→ **Entries shown**:
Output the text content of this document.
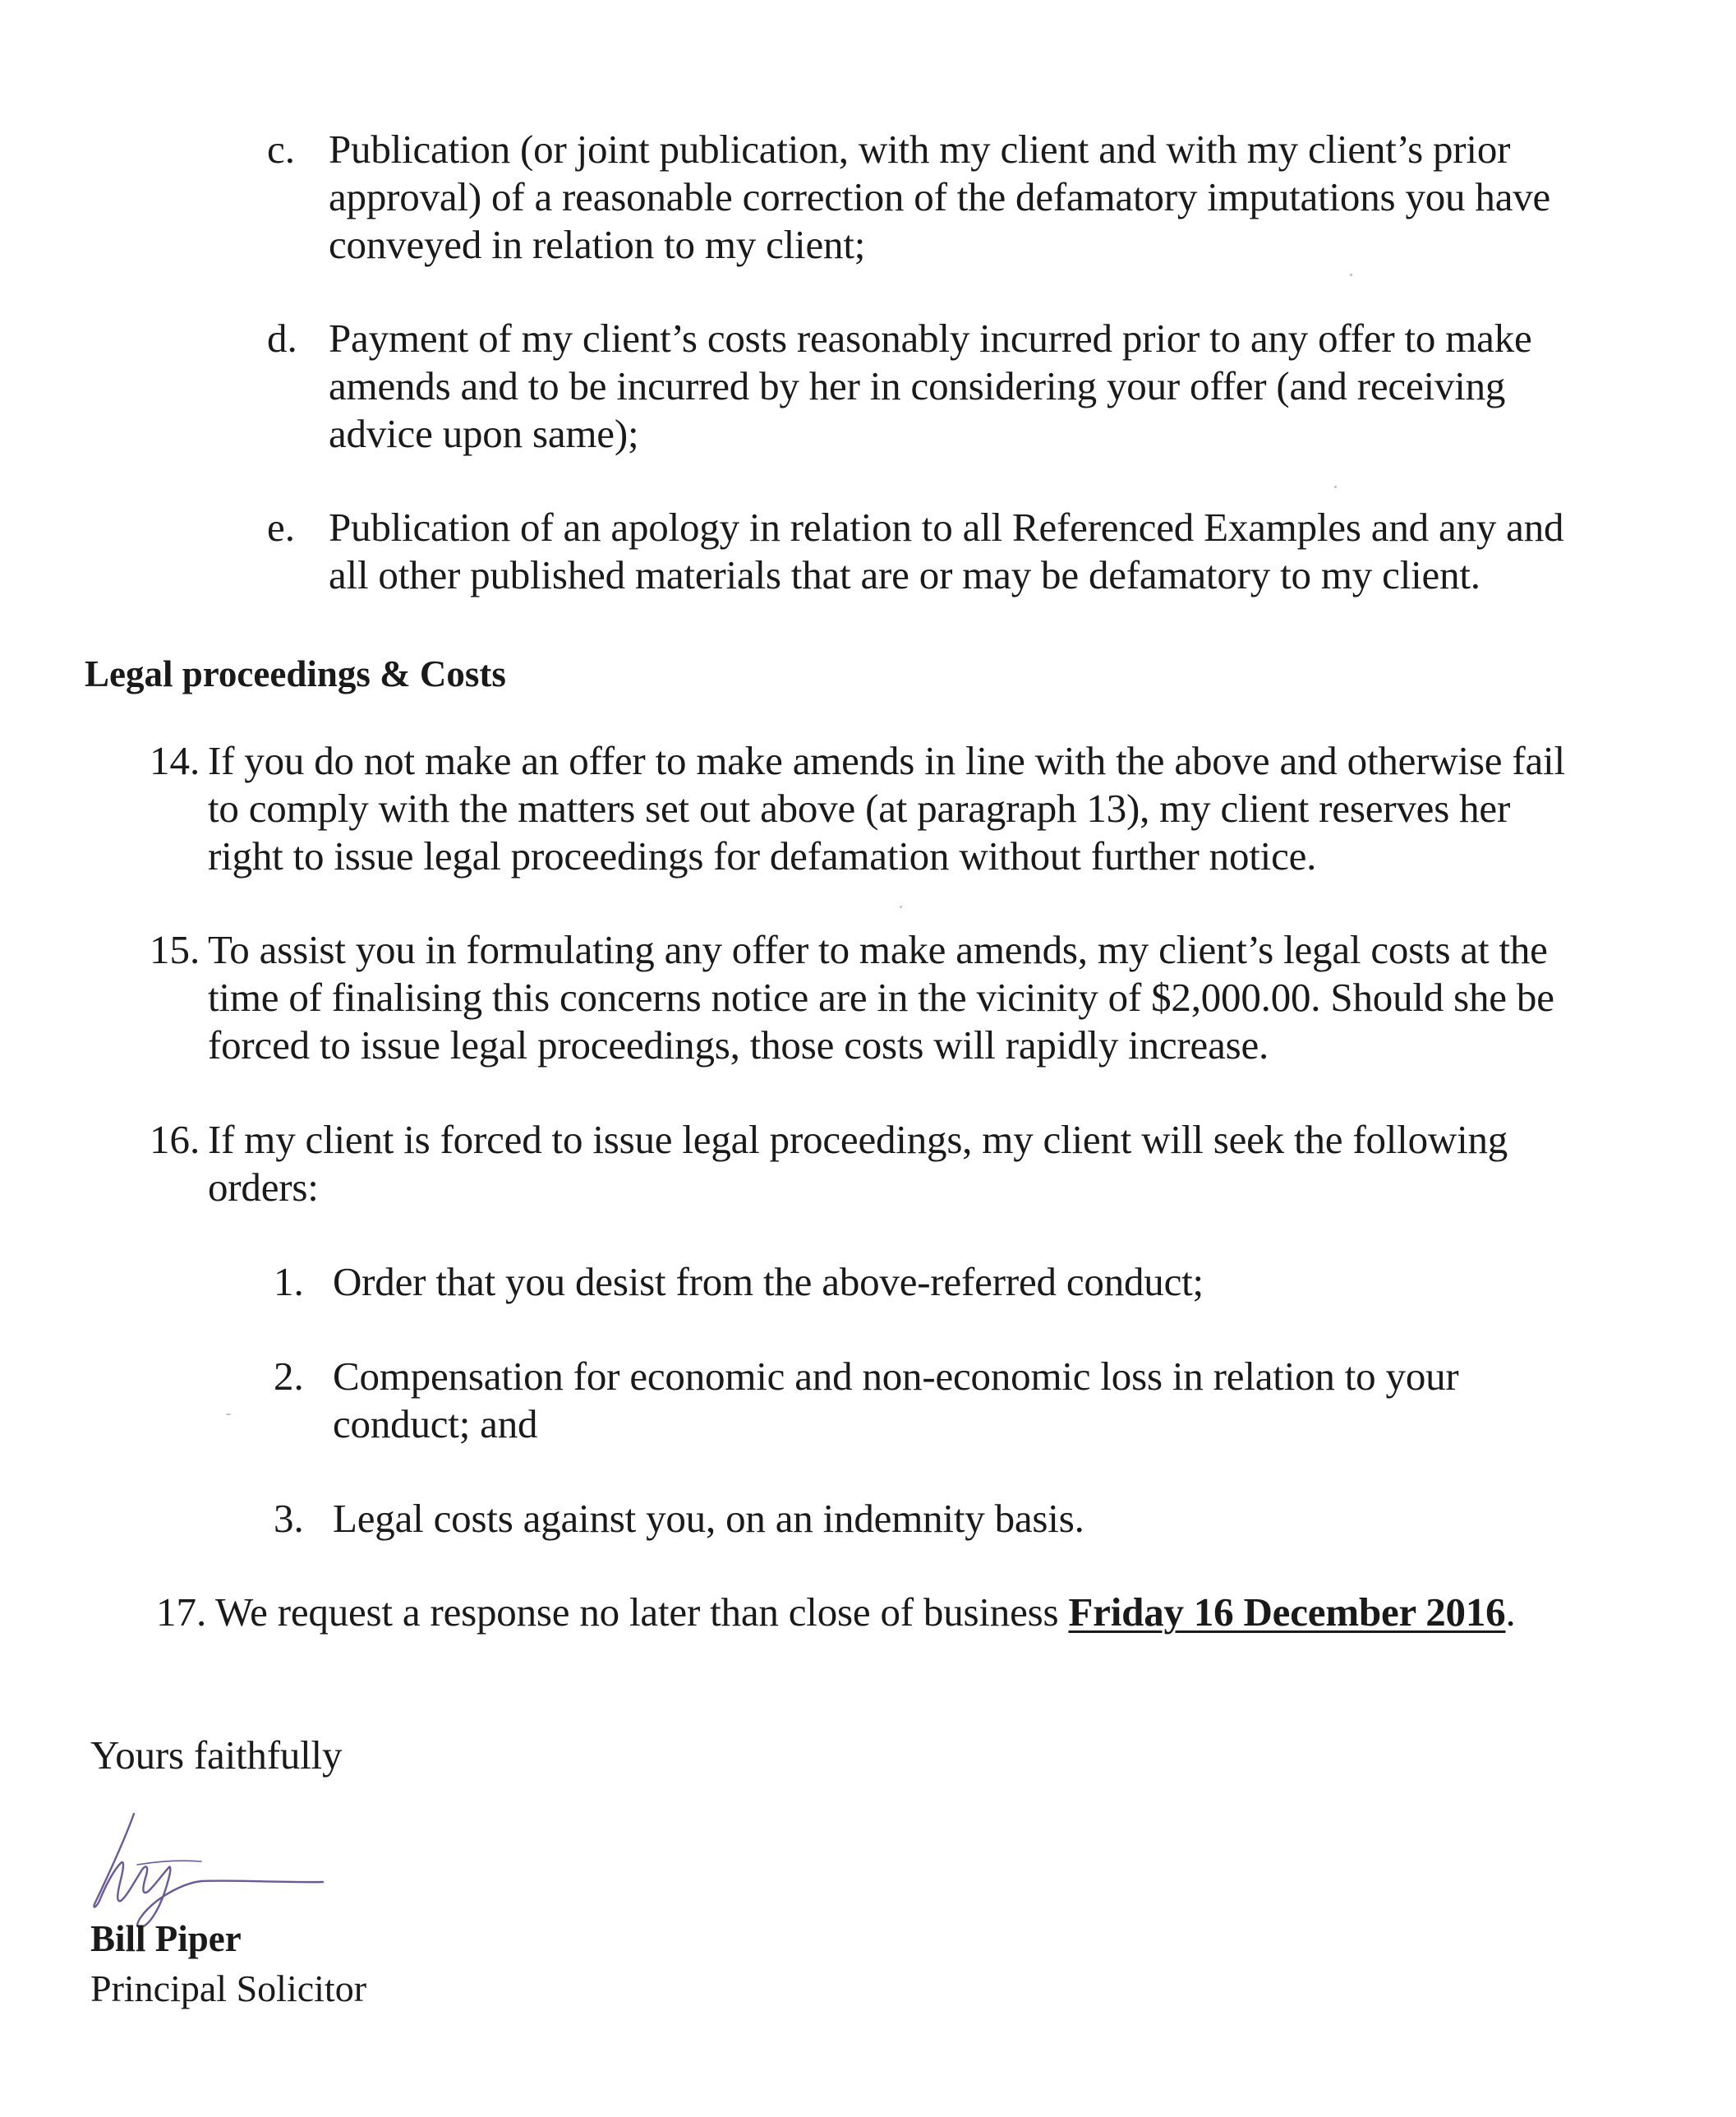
c. Publication (or joint publication, with my client and with my client’s prior
approval) of a reasonable correction of the defamatory imputations you have
conveyed in relation to my client;
d. Payment of my client’s costs reasonably incurred prior to any offer to make
amends and to be incurred by her in considering your offer (and receiving
advice upon same);
e. Publication of an apology in relation to all Referenced Examples and any and
all other published materials that are or may be defamatory to my client.
Legal proceedings & Costs
14. If you do not make an offer to make amends in line with the above and otherwise fail
to comply with the matters set out above (at paragraph 13), my client reserves her
right to issue legal proceedings for defamation without further notice.
15. To assist you in formulating any offer to make amends, my client’s legal costs at the
time of finalising this concerns notice are in the vicinity of $2,000.00. Should she be
forced to issue legal proceedings, those costs will rapidly increase.
16. If my client is forced to issue legal proceedings, my client will seek the following
orders:
1. Order that you desist from the above-referred conduct;
2. Compensation for economic and non-economic loss in relation to your
conduct; and
3. Legal costs against you, on an indemnity basis.
17. We request a response no later than close of business Friday 16 December 2016.
Yours faithfully
Bill Piper
Principal Solicitor
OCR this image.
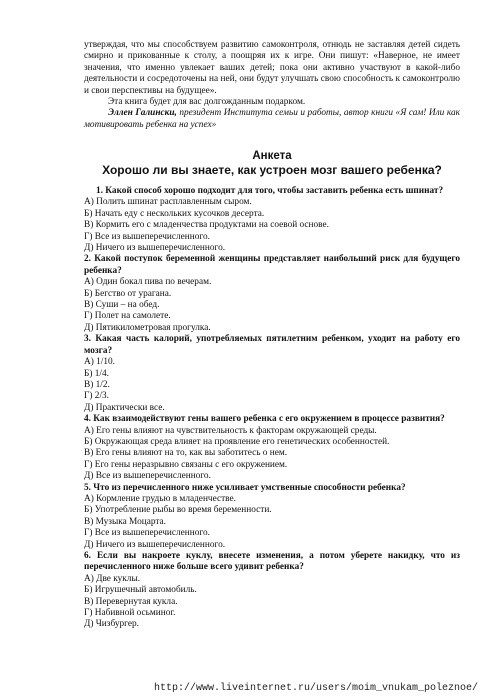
утверждая, что мы способствуем развитию самоконтроля, отнюдь не заставляя детей сидеть смирно и прикованные к столу, а поощряя их к игре. Они пишут: «Наверное, не имеет значения, что именно увлекает ваших детей; пока они активно участвуют в какой-либо деятельности и сосредоточены на ней, они будут улучшать свою способность к самоконтролю и свои перспективы на будущее».

Эта книга будет для вас долгожданным подарком.

Эллен Галински, президент Института семьи и работы, автор книги «Я сам! Или как мотивировать ребенка на успех»

Анкета
Хорошо ли вы знаете, как устроен мозг вашего ребенка?

1. Какой способ хорошо подходит для того, чтобы заставить ребенка есть шпинат?

А) Полить шпинат расплавленным сыром.
Б) Начать еду с нескольких кусочков десерта.
В) Кормить его с младенчества продуктами на соевой основе.
Г) Все из вышеперечисленного.
Д) Ничего из вышеперечисленного.

2. Какой поступок беременной женщины представляет наибольший риск для будущего ребенка?

А) Один бокал пива по вечерам.
Б) Бегство от урагана.
В) Суши – на обед.
Г) Полет на самолете.
Д) Пятикилометровая прогулка.

3. Какая часть калорий, употребляемых пятилетним ребенком, уходит на работу его мозга?

А) 1/10.
Б) 1/4.
В) 1/2.
Г) 2/3.
Д) Практически все.

4. Как взаимодействуют гены вашего ребенка с его окружением в процессе развития?

А) Его гены влияют на чувствительность к факторам окружающей среды.
Б) Окружающая среда влияет на проявление его генетических особенностей.
В) Его гены влияют на то, как вы заботитесь о нем.
Г) Его гены неразрывно связаны с его окружением.
Д) Все из вышеперечисленного.

5. Что из перечисленного ниже усиливает умственные способности ребенка?

А) Кормление грудью в младенчестве.
Б) Употребление рыбы во время беременности.
В) Музыка Моцарта.
Г) Все из вышеперечисленного.
Д) Ничего из вышеперечисленного.

6. Если вы накроете куклу, внесете изменения, а потом уберете накидку, что из перечисленного ниже больше всего удивит ребенка?

А) Две куклы.
Б) Игрушечный автомобиль.
В) Перевернутая кукла.
Г) Набивной осьминог.
Д) Чизбургер.
http://www.liveinternet.ru/users/moim_vnukam_poleznoe/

→ **Required work**: Drop the images and quote the entries word for word.

→ **Expected answer**:
Output the text content of this document.
c. Publication (or joint publication, with my client and with my client’s prior
approval) of a reasonable correction of the defamatory imputations you have
conveyed in relation to my client;
d. Payment of my client’s costs reasonably incurred prior to any offer to make
amends and to be incurred by her in considering your offer (and receiving
advice upon same);
e. Publication of an apology in relation to all Referenced Examples and any and
all other published materials that are or may be defamatory to my client.
Legal proceedings & Costs
14. If you do not make an offer to make amends in line with the above and otherwise fail
to comply with the matters set out above (at paragraph 13), my client reserves her
right to issue legal proceedings for defamation without further notice.
15. To assist you in formulating any offer to make amends, my client’s legal costs at the
time of finalising this concerns notice are in the vicinity of $2,000.00. Should she be
forced to issue legal proceedings, those costs will rapidly increase.
16. If my client is forced to issue legal proceedings, my client will seek the following
orders:
1. Order that you desist from the above-referred conduct;
2. Compensation for economic and non-economic loss in relation to your
conduct; and
3. Legal costs against you, on an indemnity basis.
17. We request a response no later than close of business Friday 16 December 2016.
Yours faithfully
Bill Piper
Principal Solicitor
OCR this image.
утверждая, что мы способствуем развитию самоконтроля, отнюдь не заставляя детей сидеть смирно и прикованные к столу, а поощряя их к игре. Они пишут: «Наверное, не имеет значения, что именно увлекает ваших детей; пока они активно участвуют в какой-либо деятельности и сосредоточены на ней, они будут улучшать свою способность к самоконтролю и свои перспективы на будущее».

Эта книга будет для вас долгожданным подарком.

Эллен Галински, президент Института семьи и работы, автор книги «Я сам! Или как мотивировать ребенка на успех»

Анкета
Хорошо ли вы знаете, как устроен мозг вашего ребенка?

1. Какой способ хорошо подходит для того, чтобы заставить ребенка есть шпинат?

А) Полить шпинат расплавленным сыром.
Б) Начать еду с нескольких кусочков десерта.
В) Кормить его с младенчества продуктами на соевой основе.
Г) Все из вышеперечисленного.
Д) Ничего из вышеперечисленного.

2. Какой поступок беременной женщины представляет наибольший риск для будущего ребенка?

А) Один бокал пива по вечерам.
Б) Бегство от урагана.
В) Суши – на обед.
Г) Полет на самолете.
Д) Пятикилометровая прогулка.

3. Какая часть калорий, употребляемых пятилетним ребенком, уходит на работу его мозга?

А) 1/10.
Б) 1/4.
В) 1/2.
Г) 2/3.
Д) Практически все.

4. Как взаимодействуют гены вашего ребенка с его окружением в процессе развития?

А) Его гены влияют на чувствительность к факторам окружающей среды.
Б) Окружающая среда влияет на проявление его генетических особенностей.
В) Его гены влияют на то, как вы заботитесь о нем.
Г) Его гены неразрывно связаны с его окружением.
Д) Все из вышеперечисленного.

5. Что из перечисленного ниже усиливает умственные способности ребенка?

А) Кормление грудью в младенчестве.
Б) Употребление рыбы во время беременности.
В) Музыка Моцарта.
Г) Все из вышеперечисленного.
Д) Ничего из вышеперечисленного.

6. Если вы накроете куклу, внесете изменения, а потом уберете накидку, что из перечисленного ниже больше всего удивит ребенка?

А) Две куклы.
Б) Игрушечный автомобиль.
В) Перевернутая кукла.
Г) Набивной осьминог.
Д) Чизбургер.
http://www.liveinternet.ru/users/moim_vnukam_poleznoe/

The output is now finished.